======== RECORDS FOR THE TASK ========
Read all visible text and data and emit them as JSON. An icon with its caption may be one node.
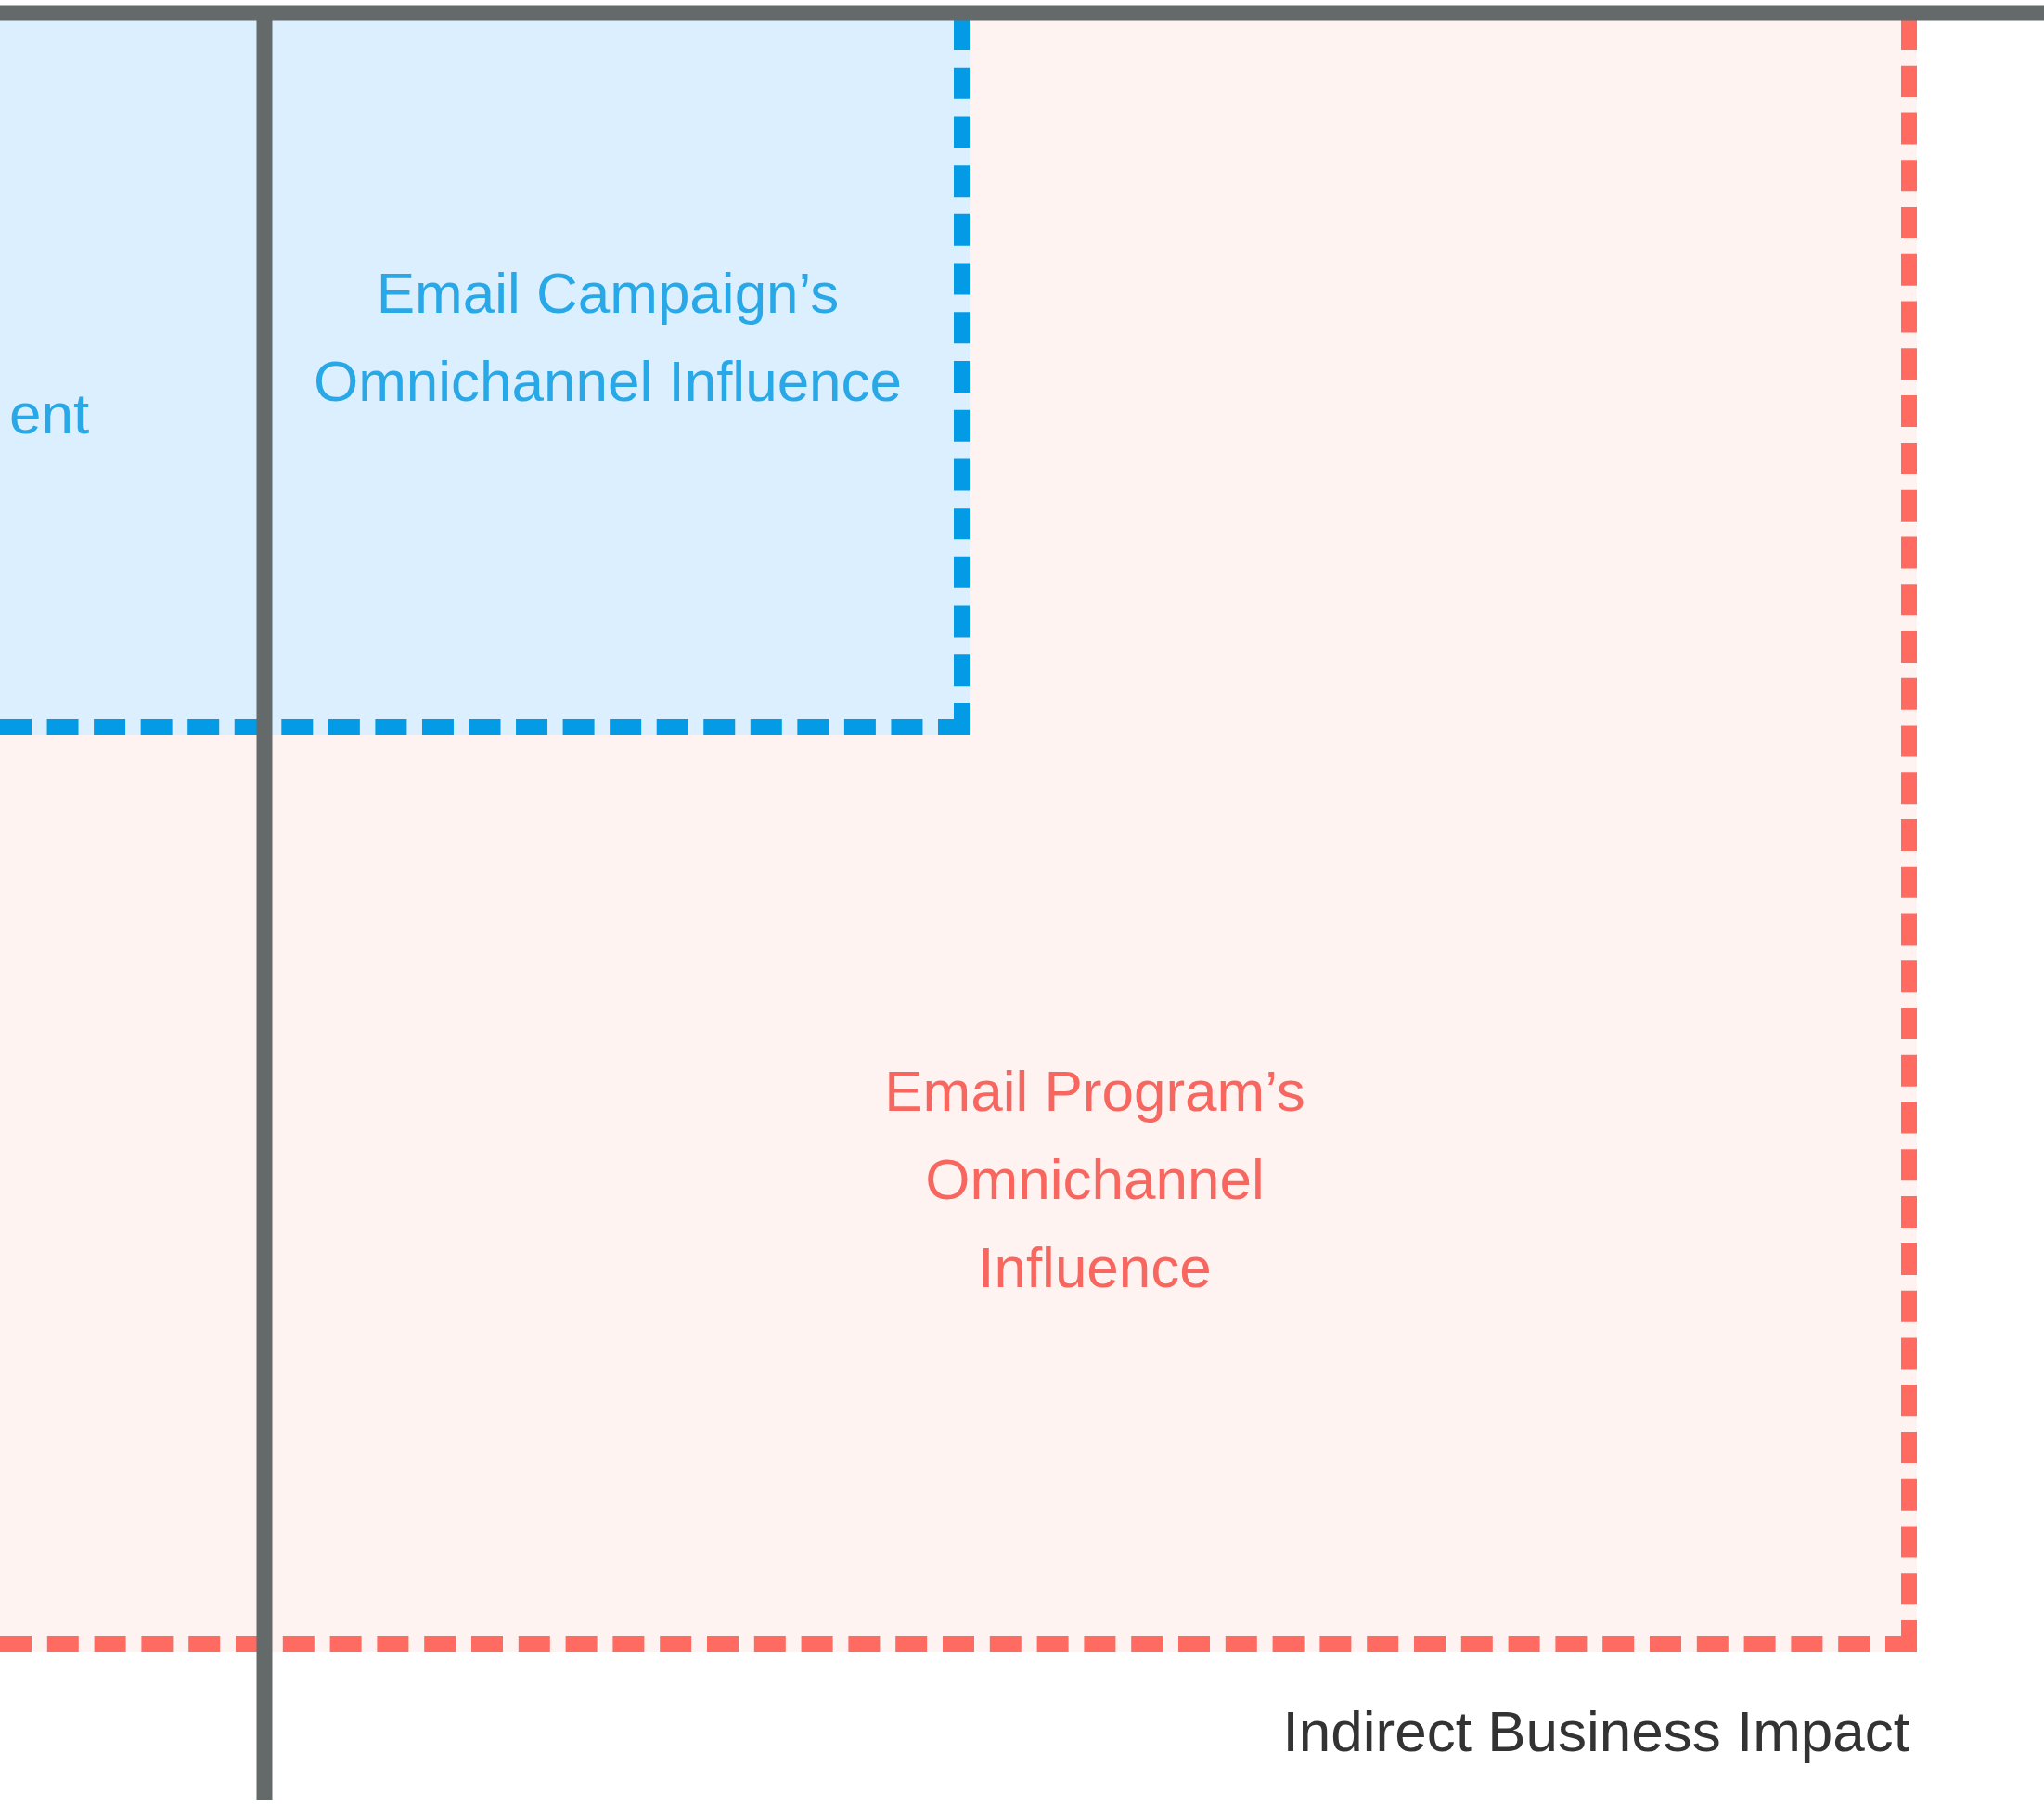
{
  "diagram": {
    "nodes": [
      {
        "text": [
          "Email Program’s Omnichannel Influence"
        ]
      },
      {
        "text": [
          "Email Campaign’s Omnichannel Influence"
        ],
        "in": 0
      }
    ],
    "labels": [
      "ent",
      "Indirect Business Impact"
    ]
  }
}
========
## REQUIREMENT
Repeat all of the data above word for word, minus the pictures.

## RESPONSE
Read all visible text and data and emit them as JSON. An icon with its caption may be one node.
{
  "diagram": {
    "nodes": [
      {
        "text": [
          "Email Program’s Omnichannel Influence"
        ]
      },
      {
        "text": [
          "Email Campaign’s Omnichannel Influence"
        ],
        "in": 0
      }
    ],
    "labels": [
      "ent",
      "Indirect Business Impact"
    ]
  }
}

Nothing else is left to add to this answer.